## PROBLEM
Copy each of the following lines word for word, without changing anything.

>> BEGIN RECORDS FOR THIS TASK

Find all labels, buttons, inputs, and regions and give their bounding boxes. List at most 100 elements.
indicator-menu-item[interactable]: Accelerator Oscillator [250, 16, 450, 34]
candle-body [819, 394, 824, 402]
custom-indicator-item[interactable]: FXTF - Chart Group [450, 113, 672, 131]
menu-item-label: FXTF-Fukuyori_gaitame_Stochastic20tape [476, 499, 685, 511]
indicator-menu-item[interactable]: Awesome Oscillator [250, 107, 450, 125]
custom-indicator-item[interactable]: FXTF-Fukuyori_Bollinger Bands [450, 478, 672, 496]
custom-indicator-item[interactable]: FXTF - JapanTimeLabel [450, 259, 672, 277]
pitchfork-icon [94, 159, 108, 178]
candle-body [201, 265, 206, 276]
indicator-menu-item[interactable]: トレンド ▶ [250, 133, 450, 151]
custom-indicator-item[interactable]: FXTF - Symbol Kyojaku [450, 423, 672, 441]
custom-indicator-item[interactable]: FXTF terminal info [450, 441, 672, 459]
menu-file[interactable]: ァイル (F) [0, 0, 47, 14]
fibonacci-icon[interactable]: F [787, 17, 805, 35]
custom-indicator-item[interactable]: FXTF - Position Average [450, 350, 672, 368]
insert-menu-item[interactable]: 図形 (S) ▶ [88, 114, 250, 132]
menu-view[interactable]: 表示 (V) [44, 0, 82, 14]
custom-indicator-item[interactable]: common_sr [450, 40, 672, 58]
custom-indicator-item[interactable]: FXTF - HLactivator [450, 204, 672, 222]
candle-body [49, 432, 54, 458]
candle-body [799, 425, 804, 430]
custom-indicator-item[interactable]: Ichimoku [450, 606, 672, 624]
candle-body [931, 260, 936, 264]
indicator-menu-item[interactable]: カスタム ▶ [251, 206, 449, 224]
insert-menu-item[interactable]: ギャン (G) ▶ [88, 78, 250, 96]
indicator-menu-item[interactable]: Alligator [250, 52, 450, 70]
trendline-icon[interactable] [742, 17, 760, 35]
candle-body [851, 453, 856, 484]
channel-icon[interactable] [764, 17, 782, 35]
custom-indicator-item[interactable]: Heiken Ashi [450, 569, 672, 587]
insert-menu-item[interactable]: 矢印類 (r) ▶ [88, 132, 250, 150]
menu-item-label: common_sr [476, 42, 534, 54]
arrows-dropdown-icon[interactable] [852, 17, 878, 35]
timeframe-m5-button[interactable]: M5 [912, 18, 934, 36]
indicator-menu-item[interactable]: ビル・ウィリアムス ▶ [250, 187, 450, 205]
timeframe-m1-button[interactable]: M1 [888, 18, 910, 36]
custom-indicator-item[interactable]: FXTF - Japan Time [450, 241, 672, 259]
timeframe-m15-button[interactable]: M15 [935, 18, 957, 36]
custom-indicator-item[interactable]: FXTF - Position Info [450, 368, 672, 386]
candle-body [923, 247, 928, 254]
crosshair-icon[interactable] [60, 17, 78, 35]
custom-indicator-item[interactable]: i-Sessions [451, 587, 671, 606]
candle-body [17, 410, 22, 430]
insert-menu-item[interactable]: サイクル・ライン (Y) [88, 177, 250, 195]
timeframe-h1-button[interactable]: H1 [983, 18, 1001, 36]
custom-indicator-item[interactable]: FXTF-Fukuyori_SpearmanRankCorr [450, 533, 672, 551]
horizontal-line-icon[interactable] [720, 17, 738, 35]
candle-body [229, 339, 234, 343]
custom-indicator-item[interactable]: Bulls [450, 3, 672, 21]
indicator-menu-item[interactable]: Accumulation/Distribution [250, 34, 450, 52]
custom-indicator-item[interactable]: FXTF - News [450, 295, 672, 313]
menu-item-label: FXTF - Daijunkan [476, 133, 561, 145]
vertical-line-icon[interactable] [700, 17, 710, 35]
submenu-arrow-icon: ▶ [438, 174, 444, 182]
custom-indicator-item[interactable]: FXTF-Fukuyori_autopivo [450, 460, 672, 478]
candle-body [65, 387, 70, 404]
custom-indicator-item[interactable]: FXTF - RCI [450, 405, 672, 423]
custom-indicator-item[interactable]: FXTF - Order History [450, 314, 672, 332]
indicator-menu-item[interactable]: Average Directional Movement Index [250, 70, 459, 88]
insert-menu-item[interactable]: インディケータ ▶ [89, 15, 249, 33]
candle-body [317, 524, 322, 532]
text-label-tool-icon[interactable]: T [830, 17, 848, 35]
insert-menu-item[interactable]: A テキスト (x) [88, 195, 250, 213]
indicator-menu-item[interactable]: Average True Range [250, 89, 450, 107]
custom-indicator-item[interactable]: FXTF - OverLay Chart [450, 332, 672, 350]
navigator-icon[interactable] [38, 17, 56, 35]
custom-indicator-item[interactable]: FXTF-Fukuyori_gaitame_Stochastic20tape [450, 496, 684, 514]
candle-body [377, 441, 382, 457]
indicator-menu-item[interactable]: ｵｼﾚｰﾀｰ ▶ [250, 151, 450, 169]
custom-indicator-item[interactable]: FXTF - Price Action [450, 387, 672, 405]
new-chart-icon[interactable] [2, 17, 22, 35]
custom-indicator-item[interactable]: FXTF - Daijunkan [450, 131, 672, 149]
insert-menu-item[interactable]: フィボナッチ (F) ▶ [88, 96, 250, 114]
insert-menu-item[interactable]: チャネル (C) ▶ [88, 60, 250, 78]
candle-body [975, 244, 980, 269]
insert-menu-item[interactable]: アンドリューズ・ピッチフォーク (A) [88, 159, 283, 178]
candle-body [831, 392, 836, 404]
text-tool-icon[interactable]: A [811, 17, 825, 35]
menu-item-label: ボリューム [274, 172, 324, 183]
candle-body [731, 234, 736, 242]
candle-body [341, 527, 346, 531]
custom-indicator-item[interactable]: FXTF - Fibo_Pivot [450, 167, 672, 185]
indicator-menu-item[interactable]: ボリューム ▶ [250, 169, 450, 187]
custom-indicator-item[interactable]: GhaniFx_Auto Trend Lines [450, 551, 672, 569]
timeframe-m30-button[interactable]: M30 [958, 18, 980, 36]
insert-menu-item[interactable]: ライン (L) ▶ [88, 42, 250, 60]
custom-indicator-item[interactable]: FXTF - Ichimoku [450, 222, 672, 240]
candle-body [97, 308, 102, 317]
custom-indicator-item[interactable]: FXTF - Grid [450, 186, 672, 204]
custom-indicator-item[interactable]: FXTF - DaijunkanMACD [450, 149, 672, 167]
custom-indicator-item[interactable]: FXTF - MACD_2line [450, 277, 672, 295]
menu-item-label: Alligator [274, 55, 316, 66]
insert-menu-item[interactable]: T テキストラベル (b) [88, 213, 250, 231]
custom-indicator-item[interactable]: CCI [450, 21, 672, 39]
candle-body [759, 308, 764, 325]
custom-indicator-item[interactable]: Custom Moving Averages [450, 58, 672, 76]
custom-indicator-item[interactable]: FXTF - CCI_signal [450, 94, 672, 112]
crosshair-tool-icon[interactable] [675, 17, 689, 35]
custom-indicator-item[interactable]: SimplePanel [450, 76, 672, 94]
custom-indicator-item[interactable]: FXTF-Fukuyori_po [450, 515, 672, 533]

>> END RECORDS FOR THIS TASK

## FULL RESPONSE
Find all labels, buttons, inputs, and regions and give their bounding boxes. List at most 100 elements.
indicator-menu-item[interactable]: Accelerator Oscillator [250, 16, 450, 34]
candle-body [819, 394, 824, 402]
custom-indicator-item[interactable]: FXTF - Chart Group [450, 113, 672, 131]
menu-item-label: FXTF-Fukuyori_gaitame_Stochastic20tape [476, 499, 685, 511]
indicator-menu-item[interactable]: Awesome Oscillator [250, 107, 450, 125]
custom-indicator-item[interactable]: FXTF-Fukuyori_Bollinger Bands [450, 478, 672, 496]
custom-indicator-item[interactable]: FXTF - JapanTimeLabel [450, 259, 672, 277]
pitchfork-icon [94, 159, 108, 178]
candle-body [201, 265, 206, 276]
indicator-menu-item[interactable]: トレンド ▶ [250, 133, 450, 151]
custom-indicator-item[interactable]: FXTF - Symbol Kyojaku [450, 423, 672, 441]
custom-indicator-item[interactable]: FXTF terminal info [450, 441, 672, 459]
menu-file[interactable]: ァイル (F) [0, 0, 47, 14]
fibonacci-icon[interactable]: F [787, 17, 805, 35]
custom-indicator-item[interactable]: FXTF - Position Average [450, 350, 672, 368]
insert-menu-item[interactable]: 図形 (S) ▶ [88, 114, 250, 132]
menu-view[interactable]: 表示 (V) [44, 0, 82, 14]
custom-indicator-item[interactable]: common_sr [450, 40, 672, 58]
custom-indicator-item[interactable]: FXTF - HLactivator [450, 204, 672, 222]
candle-body [49, 432, 54, 458]
candle-body [799, 425, 804, 430]
custom-indicator-item[interactable]: Ichimoku [450, 606, 672, 624]
candle-body [931, 260, 936, 264]
indicator-menu-item[interactable]: カスタム ▶ [251, 206, 449, 224]
insert-menu-item[interactable]: ギャン (G) ▶ [88, 78, 250, 96]
indicator-menu-item[interactable]: Alligator [250, 52, 450, 70]
trendline-icon[interactable] [742, 17, 760, 35]
candle-body [851, 453, 856, 484]
channel-icon[interactable] [764, 17, 782, 35]
custom-indicator-item[interactable]: Heiken Ashi [450, 569, 672, 587]
insert-menu-item[interactable]: 矢印類 (r) ▶ [88, 132, 250, 150]
menu-item-label: common_sr [476, 42, 534, 54]
arrows-dropdown-icon[interactable] [852, 17, 878, 35]
timeframe-m5-button[interactable]: M5 [912, 18, 934, 36]
indicator-menu-item[interactable]: ビル・ウィリアムス ▶ [250, 187, 450, 205]
timeframe-m1-button[interactable]: M1 [888, 18, 910, 36]
custom-indicator-item[interactable]: FXTF - Japan Time [450, 241, 672, 259]
timeframe-m15-button[interactable]: M15 [935, 18, 957, 36]
custom-indicator-item[interactable]: FXTF - Position Info [450, 368, 672, 386]
candle-body [923, 247, 928, 254]
crosshair-icon[interactable] [60, 17, 78, 35]
custom-indicator-item[interactable]: i-Sessions [451, 587, 671, 606]
candle-body [17, 410, 22, 430]
insert-menu-item[interactable]: サイクル・ライン (Y) [88, 177, 250, 195]
timeframe-h1-button[interactable]: H1 [983, 18, 1001, 36]
custom-indicator-item[interactable]: FXTF-Fukuyori_SpearmanRankCorr [450, 533, 672, 551]
horizontal-line-icon[interactable] [720, 17, 738, 35]
candle-body [229, 339, 234, 343]
custom-indicator-item[interactable]: Bulls [450, 3, 672, 21]
indicator-menu-item[interactable]: Accumulation/Distribution [250, 34, 450, 52]
custom-indicator-item[interactable]: FXTF - News [450, 295, 672, 313]
menu-item-label: FXTF - Daijunkan [476, 133, 561, 145]
vertical-line-icon[interactable] [700, 17, 710, 35]
submenu-arrow-icon: ▶ [438, 174, 444, 182]
custom-indicator-item[interactable]: FXTF-Fukuyori_autopivo [450, 460, 672, 478]
candle-body [65, 387, 70, 404]
custom-indicator-item[interactable]: FXTF - RCI [450, 405, 672, 423]
custom-indicator-item[interactable]: FXTF - Order History [450, 314, 672, 332]
indicator-menu-item[interactable]: Average Directional Movement Index [250, 70, 459, 88]
insert-menu-item[interactable]: インディケータ ▶ [89, 15, 249, 33]
candle-body [317, 524, 322, 532]
text-label-tool-icon[interactable]: T [830, 17, 848, 35]
insert-menu-item[interactable]: A テキスト (x) [88, 195, 250, 213]
indicator-menu-item[interactable]: Average True Range [250, 89, 450, 107]
custom-indicator-item[interactable]: FXTF - OverLay Chart [450, 332, 672, 350]
navigator-icon[interactable] [38, 17, 56, 35]
custom-indicator-item[interactable]: FXTF-Fukuyori_gaitame_Stochastic20tape [450, 496, 684, 514]
candle-body [377, 441, 382, 457]
indicator-menu-item[interactable]: ｵｼﾚｰﾀｰ ▶ [250, 151, 450, 169]
custom-indicator-item[interactable]: FXTF - Price Action [450, 387, 672, 405]
new-chart-icon[interactable] [2, 17, 22, 35]
custom-indicator-item[interactable]: FXTF - Daijunkan [450, 131, 672, 149]
insert-menu-item[interactable]: フィボナッチ (F) ▶ [88, 96, 250, 114]
insert-menu-item[interactable]: チャネル (C) ▶ [88, 60, 250, 78]
candle-body [975, 244, 980, 269]
insert-menu-item[interactable]: アンドリューズ・ピッチフォーク (A) [88, 159, 283, 178]
candle-body [831, 392, 836, 404]
text-tool-icon[interactable]: A [811, 17, 825, 35]
menu-item-label: ボリューム [274, 172, 324, 183]
candle-body [731, 234, 736, 242]
candle-body [341, 527, 346, 531]
custom-indicator-item[interactable]: FXTF - Fibo_Pivot [450, 167, 672, 185]
indicator-menu-item[interactable]: ボリューム ▶ [250, 169, 450, 187]
custom-indicator-item[interactable]: GhaniFx_Auto Trend Lines [450, 551, 672, 569]
timeframe-m30-button[interactable]: M30 [958, 18, 980, 36]
insert-menu-item[interactable]: ライン (L) ▶ [88, 42, 250, 60]
custom-indicator-item[interactable]: FXTF - Ichimoku [450, 222, 672, 240]
candle-body [97, 308, 102, 317]
custom-indicator-item[interactable]: FXTF - Grid [450, 186, 672, 204]
custom-indicator-item[interactable]: FXTF - DaijunkanMACD [450, 149, 672, 167]
custom-indicator-item[interactable]: FXTF - MACD_2line [450, 277, 672, 295]
menu-item-label: Alligator [274, 55, 316, 66]
insert-menu-item[interactable]: T テキストラベル (b) [88, 213, 250, 231]
custom-indicator-item[interactable]: CCI [450, 21, 672, 39]
candle-body [759, 308, 764, 325]
custom-indicator-item[interactable]: Custom Moving Averages [450, 58, 672, 76]
custom-indicator-item[interactable]: FXTF - CCI_signal [450, 94, 672, 112]
crosshair-tool-icon[interactable] [675, 17, 689, 35]
custom-indicator-item[interactable]: SimplePanel [450, 76, 672, 94]
custom-indicator-item[interactable]: FXTF-Fukuyori_po [450, 515, 672, 533]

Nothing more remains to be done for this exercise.